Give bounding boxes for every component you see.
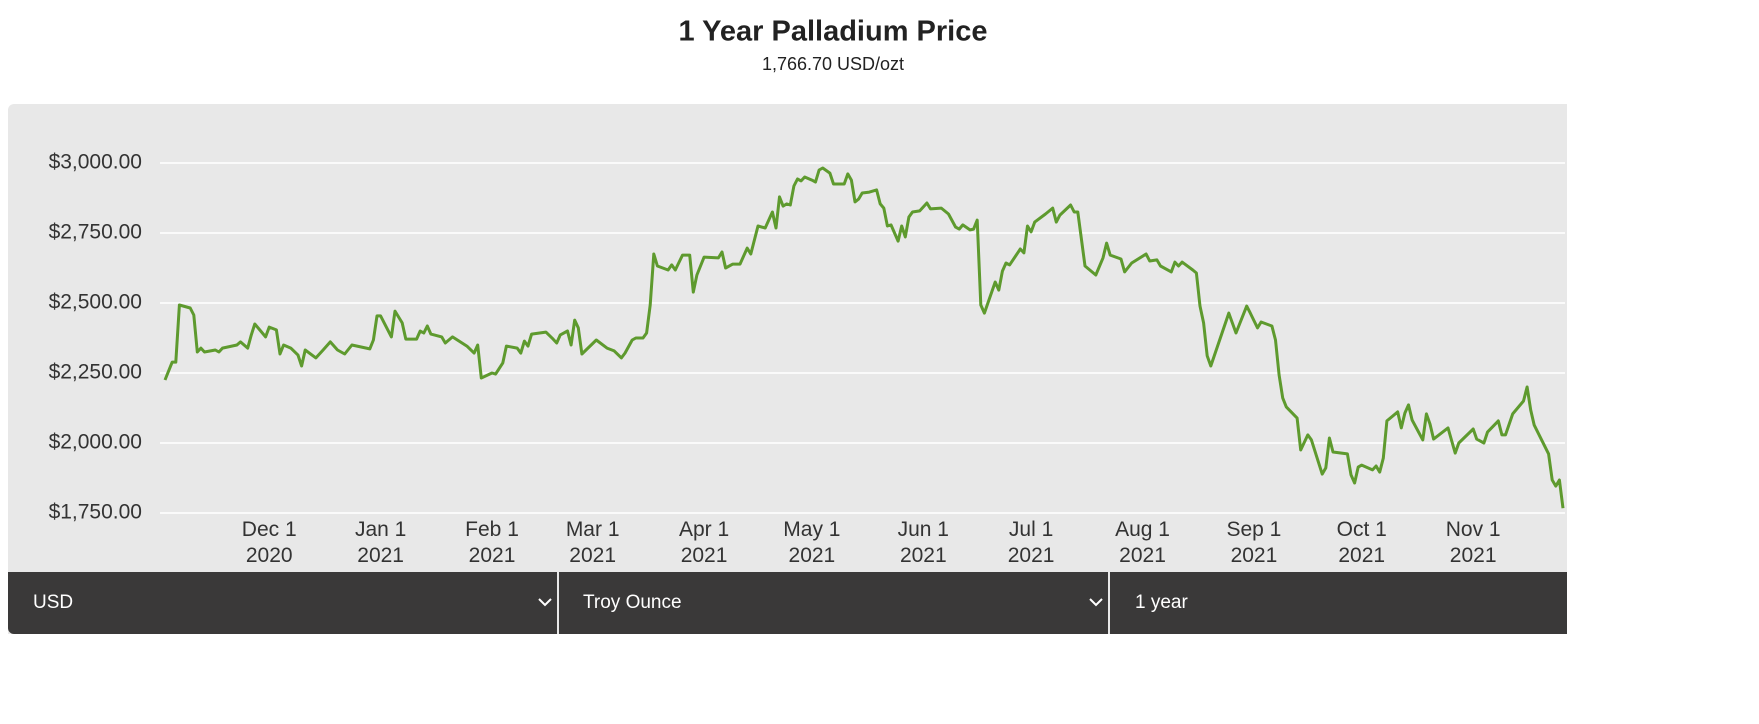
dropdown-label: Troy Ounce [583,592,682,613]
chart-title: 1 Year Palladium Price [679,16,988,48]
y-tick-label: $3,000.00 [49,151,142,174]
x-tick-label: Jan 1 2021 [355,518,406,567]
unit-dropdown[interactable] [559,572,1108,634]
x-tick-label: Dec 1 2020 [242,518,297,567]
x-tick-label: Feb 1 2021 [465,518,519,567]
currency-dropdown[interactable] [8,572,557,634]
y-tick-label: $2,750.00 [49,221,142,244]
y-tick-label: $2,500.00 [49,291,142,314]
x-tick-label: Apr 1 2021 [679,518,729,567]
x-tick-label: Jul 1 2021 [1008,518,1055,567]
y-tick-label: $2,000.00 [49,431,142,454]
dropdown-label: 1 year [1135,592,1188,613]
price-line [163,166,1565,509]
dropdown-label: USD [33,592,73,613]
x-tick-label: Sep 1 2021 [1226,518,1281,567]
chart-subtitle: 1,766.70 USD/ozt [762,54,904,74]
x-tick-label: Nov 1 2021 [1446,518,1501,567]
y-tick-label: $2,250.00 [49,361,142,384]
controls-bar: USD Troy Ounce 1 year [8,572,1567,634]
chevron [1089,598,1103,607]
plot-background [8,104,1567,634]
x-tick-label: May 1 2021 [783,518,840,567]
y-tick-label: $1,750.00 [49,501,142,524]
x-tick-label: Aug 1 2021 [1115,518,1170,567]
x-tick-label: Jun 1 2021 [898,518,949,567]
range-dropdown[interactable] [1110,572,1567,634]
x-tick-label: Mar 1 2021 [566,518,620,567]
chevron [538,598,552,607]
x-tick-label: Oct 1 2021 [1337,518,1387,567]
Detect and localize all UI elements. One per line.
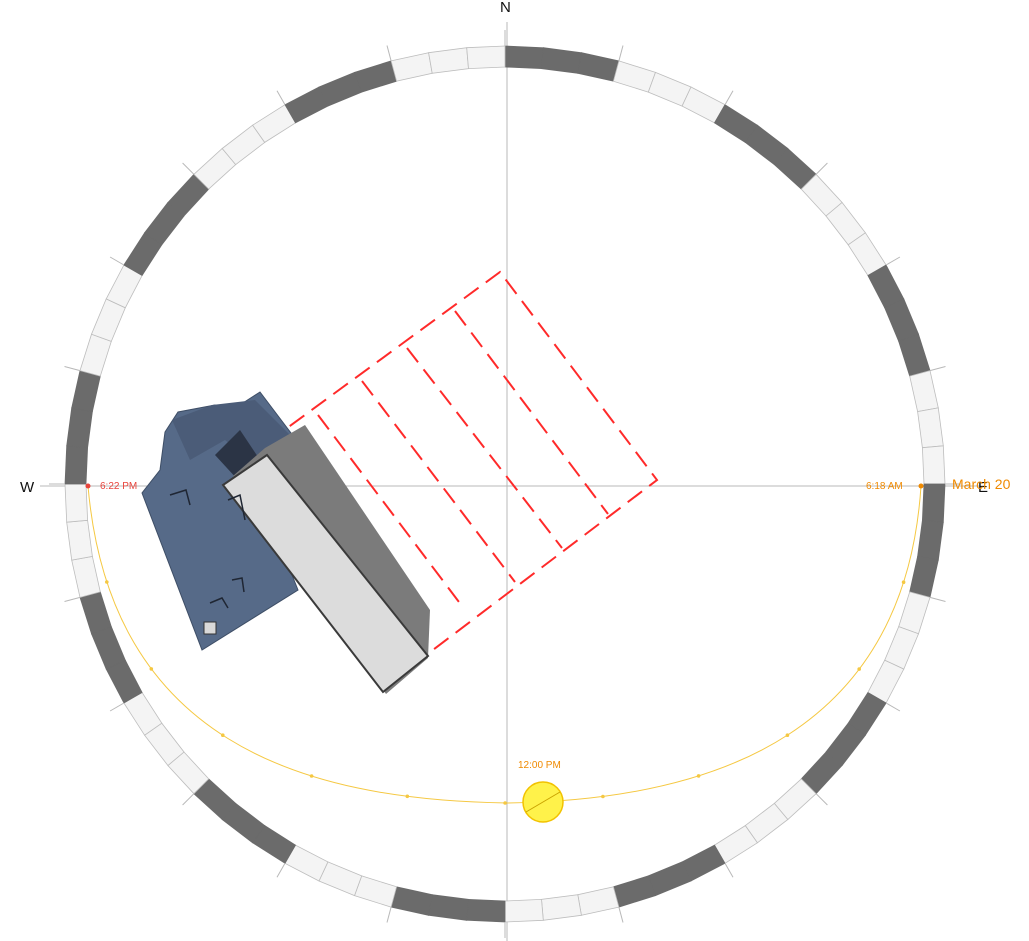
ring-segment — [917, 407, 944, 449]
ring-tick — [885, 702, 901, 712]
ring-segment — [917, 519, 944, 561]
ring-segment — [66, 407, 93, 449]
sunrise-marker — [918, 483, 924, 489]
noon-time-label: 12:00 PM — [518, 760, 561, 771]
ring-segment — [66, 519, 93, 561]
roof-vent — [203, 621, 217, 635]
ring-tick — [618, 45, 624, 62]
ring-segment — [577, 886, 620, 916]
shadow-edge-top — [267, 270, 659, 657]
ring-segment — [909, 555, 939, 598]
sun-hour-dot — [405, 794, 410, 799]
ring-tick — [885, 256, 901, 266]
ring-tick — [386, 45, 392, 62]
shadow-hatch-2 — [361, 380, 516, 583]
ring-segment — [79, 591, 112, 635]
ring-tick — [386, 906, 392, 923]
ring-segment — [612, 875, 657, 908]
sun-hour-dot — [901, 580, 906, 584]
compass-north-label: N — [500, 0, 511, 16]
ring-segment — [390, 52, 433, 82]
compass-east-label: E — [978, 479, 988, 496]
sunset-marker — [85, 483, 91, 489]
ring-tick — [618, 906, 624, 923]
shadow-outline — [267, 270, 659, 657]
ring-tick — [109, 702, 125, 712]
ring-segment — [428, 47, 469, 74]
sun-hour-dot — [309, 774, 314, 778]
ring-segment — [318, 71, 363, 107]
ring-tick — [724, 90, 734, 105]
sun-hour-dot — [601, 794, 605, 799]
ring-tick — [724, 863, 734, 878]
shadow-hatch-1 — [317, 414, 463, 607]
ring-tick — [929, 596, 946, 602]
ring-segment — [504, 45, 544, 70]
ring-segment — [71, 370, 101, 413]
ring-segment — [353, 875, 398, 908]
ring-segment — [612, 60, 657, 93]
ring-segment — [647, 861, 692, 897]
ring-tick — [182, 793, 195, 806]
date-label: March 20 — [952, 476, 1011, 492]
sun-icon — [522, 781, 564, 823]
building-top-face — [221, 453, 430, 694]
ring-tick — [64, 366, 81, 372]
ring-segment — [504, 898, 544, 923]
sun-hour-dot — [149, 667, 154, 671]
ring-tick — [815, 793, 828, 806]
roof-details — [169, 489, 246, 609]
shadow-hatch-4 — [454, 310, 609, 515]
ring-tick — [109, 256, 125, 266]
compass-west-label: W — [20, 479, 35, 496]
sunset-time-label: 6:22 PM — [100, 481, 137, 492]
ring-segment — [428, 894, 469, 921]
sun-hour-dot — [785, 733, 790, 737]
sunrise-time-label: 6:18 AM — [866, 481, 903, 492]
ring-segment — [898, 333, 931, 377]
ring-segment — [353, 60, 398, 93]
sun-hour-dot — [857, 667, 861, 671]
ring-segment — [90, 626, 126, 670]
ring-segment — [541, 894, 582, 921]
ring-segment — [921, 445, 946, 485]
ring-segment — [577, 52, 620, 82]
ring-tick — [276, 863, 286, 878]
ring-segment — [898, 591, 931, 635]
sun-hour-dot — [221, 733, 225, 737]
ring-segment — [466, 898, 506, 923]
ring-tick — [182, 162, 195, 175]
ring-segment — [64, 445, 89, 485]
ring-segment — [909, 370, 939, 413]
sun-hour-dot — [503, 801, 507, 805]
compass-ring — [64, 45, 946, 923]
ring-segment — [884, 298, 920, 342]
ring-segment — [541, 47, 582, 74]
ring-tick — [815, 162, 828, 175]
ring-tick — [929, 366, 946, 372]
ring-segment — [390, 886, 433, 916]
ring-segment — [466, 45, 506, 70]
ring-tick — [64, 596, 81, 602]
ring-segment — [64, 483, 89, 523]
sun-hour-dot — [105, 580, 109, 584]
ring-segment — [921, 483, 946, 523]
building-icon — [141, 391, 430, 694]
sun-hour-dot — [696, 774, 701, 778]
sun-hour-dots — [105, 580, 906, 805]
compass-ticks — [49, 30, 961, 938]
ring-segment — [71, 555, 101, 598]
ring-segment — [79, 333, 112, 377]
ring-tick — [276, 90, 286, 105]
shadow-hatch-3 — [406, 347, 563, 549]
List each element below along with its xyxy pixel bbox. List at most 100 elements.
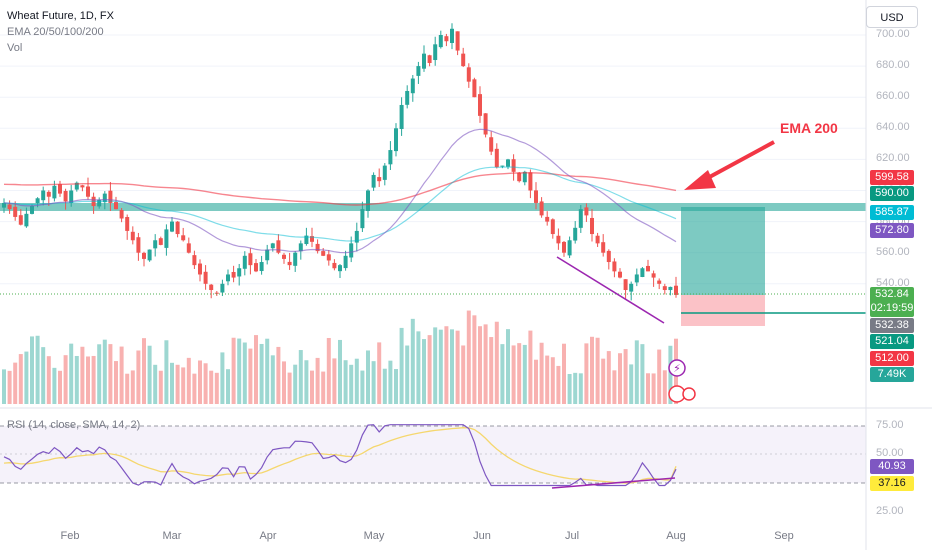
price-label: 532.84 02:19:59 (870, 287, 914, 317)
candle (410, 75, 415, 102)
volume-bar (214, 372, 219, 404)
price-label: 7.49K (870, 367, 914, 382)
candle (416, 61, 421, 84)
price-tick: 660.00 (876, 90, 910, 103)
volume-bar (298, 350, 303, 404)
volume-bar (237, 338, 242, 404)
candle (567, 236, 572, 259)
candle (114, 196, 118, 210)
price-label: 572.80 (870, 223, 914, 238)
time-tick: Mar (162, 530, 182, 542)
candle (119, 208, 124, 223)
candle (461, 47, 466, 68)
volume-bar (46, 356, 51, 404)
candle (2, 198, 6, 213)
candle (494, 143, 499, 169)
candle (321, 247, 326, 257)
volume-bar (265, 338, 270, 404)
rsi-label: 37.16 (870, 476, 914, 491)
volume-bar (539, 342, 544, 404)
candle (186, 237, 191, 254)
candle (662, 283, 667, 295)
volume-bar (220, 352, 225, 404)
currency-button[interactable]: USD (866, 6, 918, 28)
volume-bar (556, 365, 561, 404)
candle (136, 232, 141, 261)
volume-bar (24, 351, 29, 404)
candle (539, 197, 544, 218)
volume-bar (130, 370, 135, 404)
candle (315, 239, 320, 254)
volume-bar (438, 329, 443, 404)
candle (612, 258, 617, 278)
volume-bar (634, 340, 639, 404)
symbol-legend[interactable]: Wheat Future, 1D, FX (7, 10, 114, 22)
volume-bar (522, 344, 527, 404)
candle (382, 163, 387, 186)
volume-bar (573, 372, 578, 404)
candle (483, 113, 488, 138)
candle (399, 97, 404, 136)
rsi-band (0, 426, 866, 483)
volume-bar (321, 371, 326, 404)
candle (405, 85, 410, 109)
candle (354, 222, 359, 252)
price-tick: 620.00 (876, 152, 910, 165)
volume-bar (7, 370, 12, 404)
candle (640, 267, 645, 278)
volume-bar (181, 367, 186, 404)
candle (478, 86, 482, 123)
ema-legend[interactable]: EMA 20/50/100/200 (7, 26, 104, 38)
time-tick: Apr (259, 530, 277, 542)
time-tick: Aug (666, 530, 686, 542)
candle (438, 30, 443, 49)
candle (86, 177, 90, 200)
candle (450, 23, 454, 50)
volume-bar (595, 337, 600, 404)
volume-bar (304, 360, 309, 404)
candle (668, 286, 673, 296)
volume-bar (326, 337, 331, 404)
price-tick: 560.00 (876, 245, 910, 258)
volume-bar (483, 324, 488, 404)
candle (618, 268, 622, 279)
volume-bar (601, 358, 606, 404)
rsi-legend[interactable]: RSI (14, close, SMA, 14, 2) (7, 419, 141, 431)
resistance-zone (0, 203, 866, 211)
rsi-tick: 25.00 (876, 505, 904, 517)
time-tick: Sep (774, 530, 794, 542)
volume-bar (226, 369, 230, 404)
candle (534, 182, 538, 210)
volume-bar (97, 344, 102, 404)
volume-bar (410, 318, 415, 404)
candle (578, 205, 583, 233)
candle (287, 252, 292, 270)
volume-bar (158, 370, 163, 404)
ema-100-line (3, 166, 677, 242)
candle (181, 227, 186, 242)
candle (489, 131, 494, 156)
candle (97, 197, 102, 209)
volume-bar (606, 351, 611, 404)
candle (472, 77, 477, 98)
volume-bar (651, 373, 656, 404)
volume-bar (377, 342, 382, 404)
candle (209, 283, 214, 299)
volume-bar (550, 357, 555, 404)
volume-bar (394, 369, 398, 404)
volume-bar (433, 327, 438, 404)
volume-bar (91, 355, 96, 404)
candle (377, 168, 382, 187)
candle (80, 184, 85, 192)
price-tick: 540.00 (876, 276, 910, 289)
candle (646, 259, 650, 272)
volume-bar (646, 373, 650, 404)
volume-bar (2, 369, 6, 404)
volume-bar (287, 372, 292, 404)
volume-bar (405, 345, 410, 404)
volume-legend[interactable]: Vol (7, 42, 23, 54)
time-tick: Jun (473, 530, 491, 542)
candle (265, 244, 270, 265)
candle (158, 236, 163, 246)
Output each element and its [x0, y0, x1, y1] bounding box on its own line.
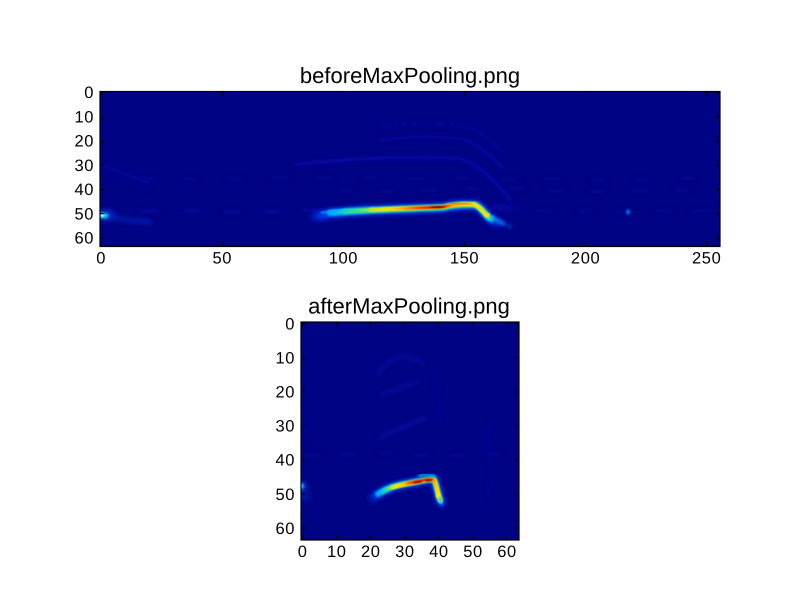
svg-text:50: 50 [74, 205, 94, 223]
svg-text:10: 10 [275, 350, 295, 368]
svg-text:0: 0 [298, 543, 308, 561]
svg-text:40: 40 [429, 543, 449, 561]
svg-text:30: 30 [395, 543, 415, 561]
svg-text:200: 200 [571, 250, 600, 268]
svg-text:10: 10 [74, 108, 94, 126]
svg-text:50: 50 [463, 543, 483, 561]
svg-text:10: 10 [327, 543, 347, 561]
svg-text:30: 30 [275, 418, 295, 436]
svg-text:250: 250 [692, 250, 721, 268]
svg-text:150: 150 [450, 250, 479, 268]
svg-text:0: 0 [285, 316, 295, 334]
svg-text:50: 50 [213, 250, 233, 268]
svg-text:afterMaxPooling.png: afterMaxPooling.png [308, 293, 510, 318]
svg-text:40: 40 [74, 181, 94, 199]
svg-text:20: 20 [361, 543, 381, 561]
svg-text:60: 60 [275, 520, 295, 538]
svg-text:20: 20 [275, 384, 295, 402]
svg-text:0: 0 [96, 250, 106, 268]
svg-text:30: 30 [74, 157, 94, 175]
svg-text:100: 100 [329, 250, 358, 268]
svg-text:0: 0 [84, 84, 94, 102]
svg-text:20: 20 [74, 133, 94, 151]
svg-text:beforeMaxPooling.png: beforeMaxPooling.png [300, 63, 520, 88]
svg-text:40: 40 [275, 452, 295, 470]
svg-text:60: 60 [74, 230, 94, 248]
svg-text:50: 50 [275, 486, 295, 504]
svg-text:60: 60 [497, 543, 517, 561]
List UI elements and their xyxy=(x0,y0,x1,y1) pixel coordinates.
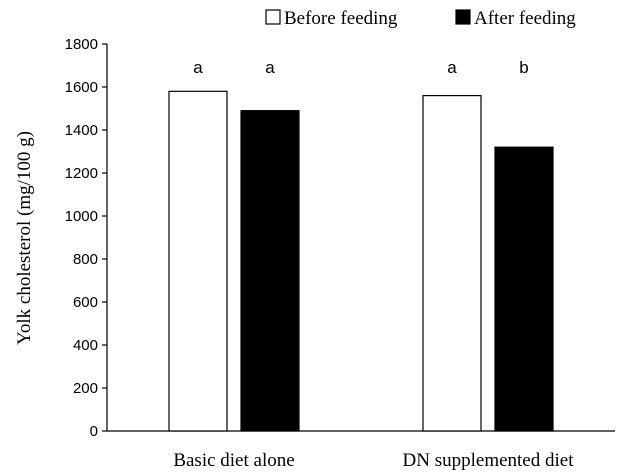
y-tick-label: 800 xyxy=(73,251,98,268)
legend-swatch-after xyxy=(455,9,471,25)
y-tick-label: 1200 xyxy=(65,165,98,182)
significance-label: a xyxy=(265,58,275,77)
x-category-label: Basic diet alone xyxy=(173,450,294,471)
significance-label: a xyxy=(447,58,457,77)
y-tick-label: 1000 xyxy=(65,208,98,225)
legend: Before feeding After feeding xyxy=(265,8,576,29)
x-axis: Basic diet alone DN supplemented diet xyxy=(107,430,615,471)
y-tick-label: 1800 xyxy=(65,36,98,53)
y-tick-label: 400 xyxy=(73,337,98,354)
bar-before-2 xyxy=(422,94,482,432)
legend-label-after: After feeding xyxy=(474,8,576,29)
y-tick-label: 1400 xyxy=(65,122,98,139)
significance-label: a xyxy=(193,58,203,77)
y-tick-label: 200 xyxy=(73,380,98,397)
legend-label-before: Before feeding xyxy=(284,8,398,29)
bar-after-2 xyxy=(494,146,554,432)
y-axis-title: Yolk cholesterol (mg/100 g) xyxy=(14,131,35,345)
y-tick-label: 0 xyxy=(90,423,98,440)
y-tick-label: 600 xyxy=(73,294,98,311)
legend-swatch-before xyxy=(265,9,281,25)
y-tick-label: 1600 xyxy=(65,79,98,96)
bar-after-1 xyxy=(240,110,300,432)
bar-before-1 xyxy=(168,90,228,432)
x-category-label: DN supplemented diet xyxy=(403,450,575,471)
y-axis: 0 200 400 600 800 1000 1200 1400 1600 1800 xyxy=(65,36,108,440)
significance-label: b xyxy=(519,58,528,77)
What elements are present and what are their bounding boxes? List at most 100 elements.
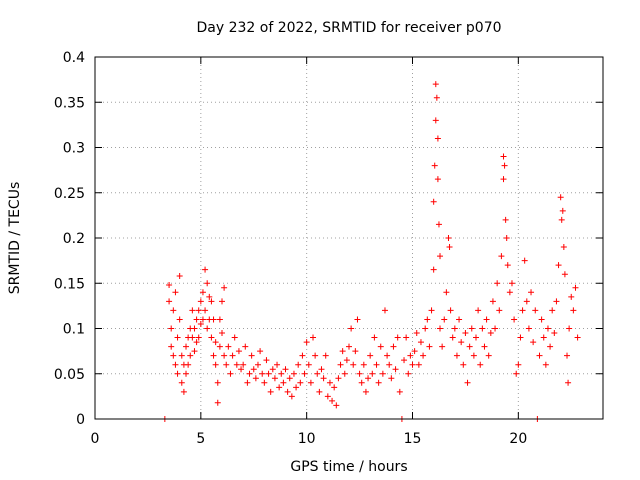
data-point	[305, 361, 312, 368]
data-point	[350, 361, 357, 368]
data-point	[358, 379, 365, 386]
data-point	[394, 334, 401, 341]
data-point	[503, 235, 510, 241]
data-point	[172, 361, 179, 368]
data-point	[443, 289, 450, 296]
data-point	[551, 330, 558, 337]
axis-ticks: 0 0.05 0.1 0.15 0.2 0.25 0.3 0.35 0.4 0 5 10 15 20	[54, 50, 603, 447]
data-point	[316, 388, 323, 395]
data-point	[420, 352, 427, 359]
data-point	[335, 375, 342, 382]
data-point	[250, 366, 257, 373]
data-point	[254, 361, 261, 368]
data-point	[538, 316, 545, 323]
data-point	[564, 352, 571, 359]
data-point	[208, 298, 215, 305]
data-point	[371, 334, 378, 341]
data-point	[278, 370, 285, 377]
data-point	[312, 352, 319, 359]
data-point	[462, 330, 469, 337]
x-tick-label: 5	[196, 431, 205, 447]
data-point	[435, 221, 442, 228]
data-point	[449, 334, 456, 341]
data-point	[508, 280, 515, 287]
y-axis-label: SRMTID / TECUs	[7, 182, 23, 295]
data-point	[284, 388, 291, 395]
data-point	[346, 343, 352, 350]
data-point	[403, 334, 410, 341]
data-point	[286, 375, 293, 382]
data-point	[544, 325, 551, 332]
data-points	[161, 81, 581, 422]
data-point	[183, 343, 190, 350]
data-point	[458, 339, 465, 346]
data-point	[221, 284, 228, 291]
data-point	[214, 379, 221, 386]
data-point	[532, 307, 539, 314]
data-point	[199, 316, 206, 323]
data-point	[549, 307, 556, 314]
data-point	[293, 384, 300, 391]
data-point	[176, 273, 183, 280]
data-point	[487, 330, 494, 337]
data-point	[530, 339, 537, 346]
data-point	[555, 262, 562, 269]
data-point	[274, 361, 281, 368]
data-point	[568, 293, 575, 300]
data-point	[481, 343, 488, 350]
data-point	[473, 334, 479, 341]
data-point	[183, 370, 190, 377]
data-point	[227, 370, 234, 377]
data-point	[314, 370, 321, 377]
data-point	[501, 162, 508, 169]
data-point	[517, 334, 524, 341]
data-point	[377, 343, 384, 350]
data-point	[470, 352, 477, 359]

=-=-=-=-=

OBJECTIVE
Copy out verbatim the part of the records that opens with the line containing "361, 312, 368]" and closes with the line containing "273, 183, 280]", including both of those lines.

SOLUTION FOR THIS EXERCISE
data-point	[305, 361, 312, 368]
data-point	[350, 361, 357, 368]
data-point	[358, 379, 365, 386]
data-point	[394, 334, 401, 341]
data-point	[503, 235, 510, 241]
data-point	[172, 361, 179, 368]
data-point	[443, 289, 450, 296]
data-point	[551, 330, 558, 337]
axis-ticks: 0 0.05 0.1 0.15 0.2 0.25 0.3 0.35 0.4 0 5 10 15 20	[54, 50, 603, 447]
data-point	[316, 388, 323, 395]
data-point	[420, 352, 427, 359]
data-point	[335, 375, 342, 382]
data-point	[250, 366, 257, 373]
data-point	[254, 361, 261, 368]
data-point	[538, 316, 545, 323]
data-point	[564, 352, 571, 359]
data-point	[208, 298, 215, 305]
data-point	[371, 334, 378, 341]
data-point	[278, 370, 285, 377]
data-point	[312, 352, 319, 359]
data-point	[462, 330, 469, 337]
x-tick-label: 5	[196, 431, 205, 447]
data-point	[435, 221, 442, 228]
data-point	[449, 334, 456, 341]
data-point	[508, 280, 515, 287]
y-axis-label: SRMTID / TECUs	[7, 182, 23, 295]
data-point	[284, 388, 291, 395]
data-point	[346, 343, 352, 350]
data-point	[403, 334, 410, 341]
data-point	[286, 375, 293, 382]
data-point	[544, 325, 551, 332]
data-points	[161, 81, 581, 422]
data-point	[183, 343, 190, 350]
data-point	[458, 339, 465, 346]
data-point	[221, 284, 228, 291]
data-point	[214, 379, 221, 386]
data-point	[532, 307, 539, 314]
data-point	[199, 316, 206, 323]
data-point	[549, 307, 556, 314]
data-point	[293, 384, 300, 391]
data-point	[176, 273, 183, 280]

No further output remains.